— BEGIN —

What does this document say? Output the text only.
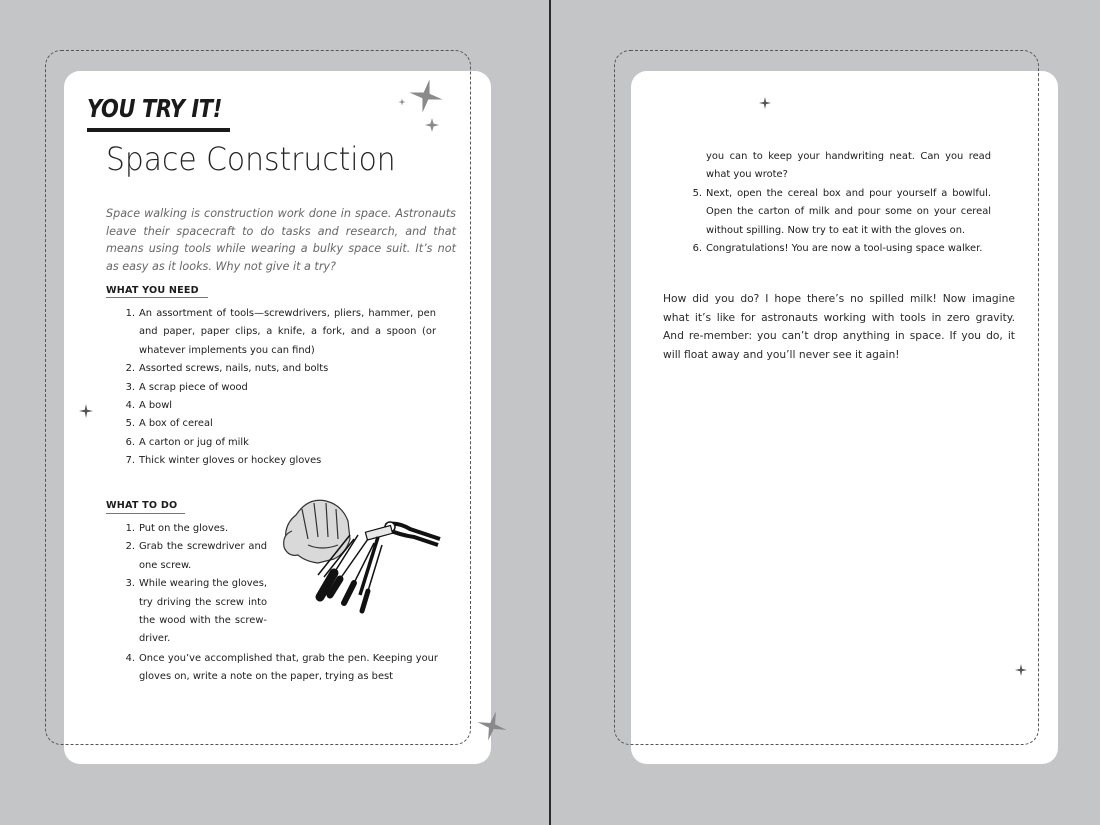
YOU TRY IT!
Space Construction
Space walking is construction work done in space. Astronauts leave their spacecraft to do tasks and research, and that means using tools while wearing a bulky space suit. It’s not as easy as it looks. Why not give it a try?
WHAT YOU NEED
1. An assortment of tools—screwdrivers, pliers, hammer, pen and paper, paper clips, a knife, a fork, and a spoon (or whatever implements you can find)
2. Assorted screws, nails, nuts, and bolts
3. A scrap piece of wood
4. A bowl
5. A box of cereal
6. A carton or jug of milk
7. Thick winter gloves or hockey gloves
WHAT TO DO
1. Put on the gloves.
2. Grab the screwdriver and one screw.
3. While wearing the gloves, try driving the screw into the wood with the screw-driver.
4. Once you’ve accomplished that, grab the pen. Keeping your gloves on, write a note on the paper, trying as best
you can to keep your handwriting neat. Can you read what you wrote?
5. Next, open the cereal box and pour yourself a bowlful. Open the carton of milk and pour some on your cereal without spilling. Now try to eat it with the gloves on.
6. Congratulations! You are now a tool-using space walker.
How did you do? I hope there’s no spilled milk! Now imagine what it’s like for astronauts working with tools in zero gravity. And re-member: you can’t drop anything in space. If you do, it will float away and you’ll never see it again!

— END —

▸ **Exercise instructions**: Look through the entries above and list every line containing "using".

▸ **Result of this exercise**:
Space walking is construction work done in space. Astronauts leave their spacecraft to do tasks and research, and that means using tools while wearing a bulky space suit. It’s not as easy as it looks. Why not give it a try?
6. Congratulations! You are now a tool-using space walker.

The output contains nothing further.